Output each entry exactly; skip nothing.

--- Begin Supplied data ---

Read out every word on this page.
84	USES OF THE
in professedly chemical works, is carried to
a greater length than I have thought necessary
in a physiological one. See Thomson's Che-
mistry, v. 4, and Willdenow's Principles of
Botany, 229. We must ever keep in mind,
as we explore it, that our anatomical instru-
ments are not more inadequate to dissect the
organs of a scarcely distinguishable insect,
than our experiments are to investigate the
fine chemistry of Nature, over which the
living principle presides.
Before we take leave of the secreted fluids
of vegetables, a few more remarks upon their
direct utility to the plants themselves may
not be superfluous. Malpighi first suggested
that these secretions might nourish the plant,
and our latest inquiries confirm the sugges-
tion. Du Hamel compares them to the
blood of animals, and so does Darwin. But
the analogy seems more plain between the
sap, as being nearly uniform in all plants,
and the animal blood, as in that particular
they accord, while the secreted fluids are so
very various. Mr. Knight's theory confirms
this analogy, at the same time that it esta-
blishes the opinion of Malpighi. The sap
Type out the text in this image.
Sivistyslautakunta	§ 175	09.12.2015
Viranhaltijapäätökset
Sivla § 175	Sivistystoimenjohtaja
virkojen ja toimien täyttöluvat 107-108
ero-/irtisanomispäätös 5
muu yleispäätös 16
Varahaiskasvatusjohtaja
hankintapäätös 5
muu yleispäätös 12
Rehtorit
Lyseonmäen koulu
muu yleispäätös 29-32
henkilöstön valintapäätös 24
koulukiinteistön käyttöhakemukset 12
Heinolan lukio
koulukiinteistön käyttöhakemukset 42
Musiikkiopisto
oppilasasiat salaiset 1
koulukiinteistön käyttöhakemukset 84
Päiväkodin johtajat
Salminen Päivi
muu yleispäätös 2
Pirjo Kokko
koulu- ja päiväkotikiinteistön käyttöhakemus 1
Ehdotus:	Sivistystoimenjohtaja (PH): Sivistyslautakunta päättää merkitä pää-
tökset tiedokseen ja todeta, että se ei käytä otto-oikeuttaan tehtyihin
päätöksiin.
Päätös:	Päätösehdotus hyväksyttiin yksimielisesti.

--- End Supplied data ---

Expected answer:
Read out every word on this page.
84	USES OF THE
in professedly chemical works, is carried to
a greater length than I have thought necessary
in a physiological one. See Thomson's Che-
mistry, v. 4, and Willdenow's Principles of
Botany, 229. We must ever keep in mind,
as we explore it, that our anatomical instru-
ments are not more inadequate to dissect the
organs of a scarcely distinguishable insect,
than our experiments are to investigate the
fine chemistry of Nature, over which the
living principle presides.
Before we take leave of the secreted fluids
of vegetables, a few more remarks upon their
direct utility to the plants themselves may
not be superfluous. Malpighi first suggested
that these secretions might nourish the plant,
and our latest inquiries confirm the sugges-
tion. Du Hamel compares them to the
blood of animals, and so does Darwin. But
the analogy seems more plain between the
sap, as being nearly uniform in all plants,
and the animal blood, as in that particular
they accord, while the secreted fluids are so
very various. Mr. Knight's theory confirms
this analogy, at the same time that it esta-
blishes the opinion of Malpighi. The sap
Type out the text in this image.
Sivistyslautakunta	§ 175	09.12.2015
Viranhaltijapäätökset
Sivla § 175	Sivistystoimenjohtaja
virkojen ja toimien täyttöluvat 107-108
ero-/irtisanomispäätös 5
muu yleispäätös 16
Varahaiskasvatusjohtaja
hankintapäätös 5
muu yleispäätös 12
Rehtorit
Lyseonmäen koulu
muu yleispäätös 29-32
henkilöstön valintapäätös 24
koulukiinteistön käyttöhakemukset 12
Heinolan lukio
koulukiinteistön käyttöhakemukset 42
Musiikkiopisto
oppilasasiat salaiset 1
koulukiinteistön käyttöhakemukset 84
Päiväkodin johtajat
Salminen Päivi
muu yleispäätös 2
Pirjo Kokko
koulu- ja päiväkotikiinteistön käyttöhakemus 1
Ehdotus:	Sivistystoimenjohtaja (PH): Sivistyslautakunta päättää merkitä pää-
tökset tiedokseen ja todeta, että se ei käytä otto-oikeuttaan tehtyihin
päätöksiin.
Päätös:	Päätösehdotus hyväksyttiin yksimielisesti.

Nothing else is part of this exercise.